━━━━━ Supplied material

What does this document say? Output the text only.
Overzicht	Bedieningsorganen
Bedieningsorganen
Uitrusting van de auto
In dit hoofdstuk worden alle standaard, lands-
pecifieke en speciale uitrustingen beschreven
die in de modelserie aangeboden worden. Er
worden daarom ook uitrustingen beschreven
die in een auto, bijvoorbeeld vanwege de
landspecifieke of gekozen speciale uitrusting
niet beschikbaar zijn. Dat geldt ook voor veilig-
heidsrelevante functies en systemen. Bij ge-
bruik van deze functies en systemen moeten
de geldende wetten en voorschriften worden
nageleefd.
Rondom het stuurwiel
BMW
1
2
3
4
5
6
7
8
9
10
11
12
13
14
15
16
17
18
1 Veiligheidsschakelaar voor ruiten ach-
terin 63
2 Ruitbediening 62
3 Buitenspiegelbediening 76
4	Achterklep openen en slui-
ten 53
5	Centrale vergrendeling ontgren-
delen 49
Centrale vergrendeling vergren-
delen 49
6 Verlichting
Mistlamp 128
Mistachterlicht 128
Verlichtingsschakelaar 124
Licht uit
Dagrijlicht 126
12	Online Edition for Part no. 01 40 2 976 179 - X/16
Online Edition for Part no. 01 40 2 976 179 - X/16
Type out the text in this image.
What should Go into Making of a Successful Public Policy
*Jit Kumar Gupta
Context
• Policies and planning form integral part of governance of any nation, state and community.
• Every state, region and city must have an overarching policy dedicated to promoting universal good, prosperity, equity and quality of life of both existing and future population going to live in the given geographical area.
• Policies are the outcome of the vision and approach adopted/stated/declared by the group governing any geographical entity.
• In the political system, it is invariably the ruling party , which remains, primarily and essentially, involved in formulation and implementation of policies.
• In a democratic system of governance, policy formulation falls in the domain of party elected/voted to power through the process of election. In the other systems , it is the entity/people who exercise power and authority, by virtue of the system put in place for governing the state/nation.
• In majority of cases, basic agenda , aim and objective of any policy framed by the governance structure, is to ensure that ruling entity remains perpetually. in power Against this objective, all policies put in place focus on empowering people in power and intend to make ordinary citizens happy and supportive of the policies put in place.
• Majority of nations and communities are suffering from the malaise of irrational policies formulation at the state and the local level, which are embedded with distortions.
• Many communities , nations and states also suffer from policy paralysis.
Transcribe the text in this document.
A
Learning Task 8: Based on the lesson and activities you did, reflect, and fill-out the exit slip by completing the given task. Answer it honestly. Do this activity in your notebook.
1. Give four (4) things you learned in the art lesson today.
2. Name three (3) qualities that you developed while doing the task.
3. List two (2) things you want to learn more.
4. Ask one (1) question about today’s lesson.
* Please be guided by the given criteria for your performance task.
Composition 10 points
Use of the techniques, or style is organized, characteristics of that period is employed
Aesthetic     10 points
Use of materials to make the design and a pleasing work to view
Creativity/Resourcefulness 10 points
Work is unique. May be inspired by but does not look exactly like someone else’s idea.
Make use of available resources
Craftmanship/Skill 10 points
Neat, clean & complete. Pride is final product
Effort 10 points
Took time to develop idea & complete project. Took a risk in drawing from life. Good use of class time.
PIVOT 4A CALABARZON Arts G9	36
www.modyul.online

━━━━━━━━━━

Extract every record. Keep wording exact.

What does this document say? Output the text only.
Overzicht	Bedieningsorganen
Bedieningsorganen
Uitrusting van de auto
In dit hoofdstuk worden alle standaard, lands-
pecifieke en speciale uitrustingen beschreven
die in de modelserie aangeboden worden. Er
worden daarom ook uitrustingen beschreven
die in een auto, bijvoorbeeld vanwege de
landspecifieke of gekozen speciale uitrusting
niet beschikbaar zijn. Dat geldt ook voor veilig-
heidsrelevante functies en systemen. Bij ge-
bruik van deze functies en systemen moeten
de geldende wetten en voorschriften worden
nageleefd.
Rondom het stuurwiel
BMW
1
2
3
4
5
6
7
8
9
10
11
12
13
14
15
16
17
18
1 Veiligheidsschakelaar voor ruiten ach-
terin 63
2 Ruitbediening 62
3 Buitenspiegelbediening 76
4	Achterklep openen en slui-
ten 53
5	Centrale vergrendeling ontgren-
delen 49
Centrale vergrendeling vergren-
delen 49
6 Verlichting
Mistlamp 128
Mistachterlicht 128
Verlichtingsschakelaar 124
Licht uit
Dagrijlicht 126
12	Online Edition for Part no. 01 40 2 976 179 - X/16
Online Edition for Part no. 01 40 2 976 179 - X/16
Type out the text in this image.
What should Go into Making of a Successful Public Policy
*Jit Kumar Gupta
Context
• Policies and planning form integral part of governance of any nation, state and community.
• Every state, region and city must have an overarching policy dedicated to promoting universal good, prosperity, equity and quality of life of both existing and future population going to live in the given geographical area.
• Policies are the outcome of the vision and approach adopted/stated/declared by the group governing any geographical entity.
• In the political system, it is invariably the ruling party , which remains, primarily and essentially, involved in formulation and implementation of policies.
• In a democratic system of governance, policy formulation falls in the domain of party elected/voted to power through the process of election. In the other systems , it is the entity/people who exercise power and authority, by virtue of the system put in place for governing the state/nation.
• In majority of cases, basic agenda , aim and objective of any policy framed by the governance structure, is to ensure that ruling entity remains perpetually. in power Against this objective, all policies put in place focus on empowering people in power and intend to make ordinary citizens happy and supportive of the policies put in place.
• Majority of nations and communities are suffering from the malaise of irrational policies formulation at the state and the local level, which are embedded with distortions.
• Many communities , nations and states also suffer from policy paralysis.
Transcribe the text in this document.
A
Learning Task 8: Based on the lesson and activities you did, reflect, and fill-out the exit slip by completing the given task. Answer it honestly. Do this activity in your notebook.
1. Give four (4) things you learned in the art lesson today.
2. Name three (3) qualities that you developed while doing the task.
3. List two (2) things you want to learn more.
4. Ask one (1) question about today’s lesson.
* Please be guided by the given criteria for your performance task.
Composition 10 points
Use of the techniques, or style is organized, characteristics of that period is employed
Aesthetic     10 points
Use of materials to make the design and a pleasing work to view
Creativity/Resourcefulness 10 points
Work is unique. May be inspired by but does not look exactly like someone else’s idea.
Make use of available resources
Craftmanship/Skill 10 points
Neat, clean & complete. Pride is final product
Effort 10 points
Took time to develop idea & complete project. Took a risk in drawing from life. Good use of class time.
PIVOT 4A CALABARZON Arts G9	36
www.modyul.online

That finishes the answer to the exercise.